◆ Exercise objective
Leave out the pictures and transcribe the rest of the records exactly.

◆ Task material
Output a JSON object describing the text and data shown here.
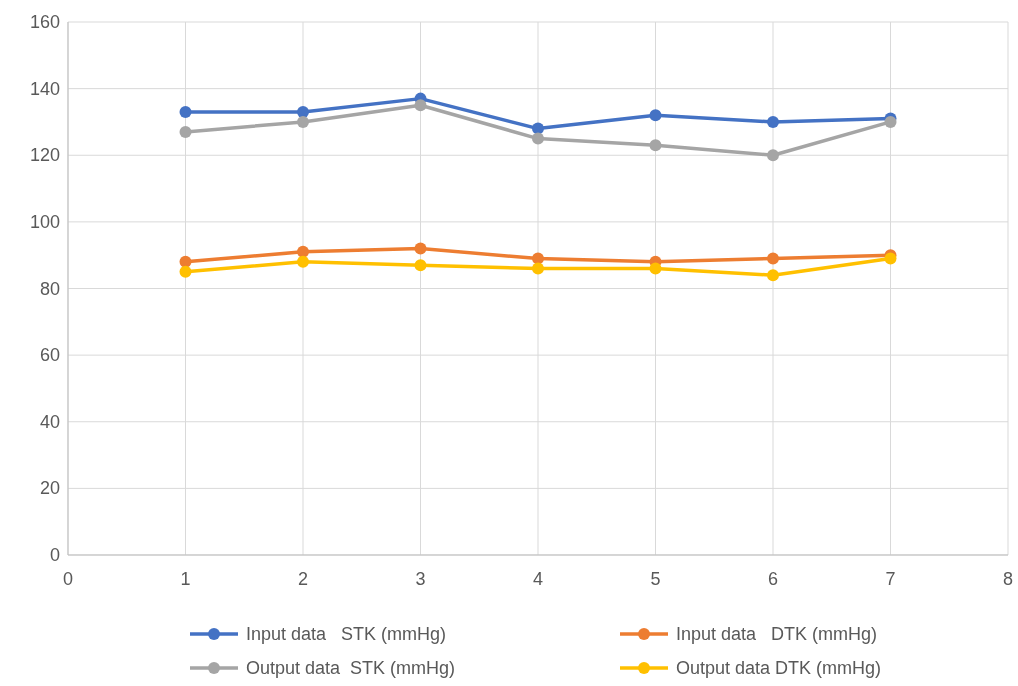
{
  "chart_data": {
    "type": "line",
    "x": [
      1,
      2,
      3,
      4,
      5,
      6,
      7
    ],
    "xlim": [
      0,
      8
    ],
    "xticks": [
      0,
      1,
      2,
      3,
      4,
      5,
      6,
      7,
      8
    ],
    "ylim": [
      0,
      160
    ],
    "yticks": [
      0,
      20,
      40,
      60,
      80,
      100,
      120,
      140,
      160
    ],
    "grid": true,
    "legend": "bottom",
    "marker": "circle",
    "line_style": "solid",
    "series": [
      {
        "name": "Input data   STK (mmHg)",
        "color": "#4472c4",
        "values": [
          133,
          133,
          137,
          128,
          132,
          130,
          131
        ]
      },
      {
        "name": "Input data   DTK (mmHg)",
        "color": "#ed7d31",
        "values": [
          88,
          91,
          92,
          89,
          88,
          89,
          90
        ]
      },
      {
        "name": "Output data  STK (mmHg)",
        "color": "#a5a5a5",
        "values": [
          127,
          130,
          135,
          125,
          123,
          120,
          130
        ]
      },
      {
        "name": "Output data DTK (mmHg)",
        "color": "#ffc000",
        "values": [
          85,
          88,
          87,
          86,
          86,
          84,
          89
        ]
      }
    ]
  }
}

◆ Result for this exercise
Output a JSON object describing the text and data shown here.
{
  "chart_data": {
    "type": "line",
    "x": [
      1,
      2,
      3,
      4,
      5,
      6,
      7
    ],
    "xlim": [
      0,
      8
    ],
    "xticks": [
      0,
      1,
      2,
      3,
      4,
      5,
      6,
      7,
      8
    ],
    "ylim": [
      0,
      160
    ],
    "yticks": [
      0,
      20,
      40,
      60,
      80,
      100,
      120,
      140,
      160
    ],
    "grid": true,
    "legend": "bottom",
    "marker": "circle",
    "line_style": "solid",
    "series": [
      {
        "name": "Input data   STK (mmHg)",
        "color": "#4472c4",
        "values": [
          133,
          133,
          137,
          128,
          132,
          130,
          131
        ]
      },
      {
        "name": "Input data   DTK (mmHg)",
        "color": "#ed7d31",
        "values": [
          88,
          91,
          92,
          89,
          88,
          89,
          90
        ]
      },
      {
        "name": "Output data  STK (mmHg)",
        "color": "#a5a5a5",
        "values": [
          127,
          130,
          135,
          125,
          123,
          120,
          130
        ]
      },
      {
        "name": "Output data DTK (mmHg)",
        "color": "#ffc000",
        "values": [
          85,
          88,
          87,
          86,
          86,
          84,
          89
        ]
      }
    ]
  }
}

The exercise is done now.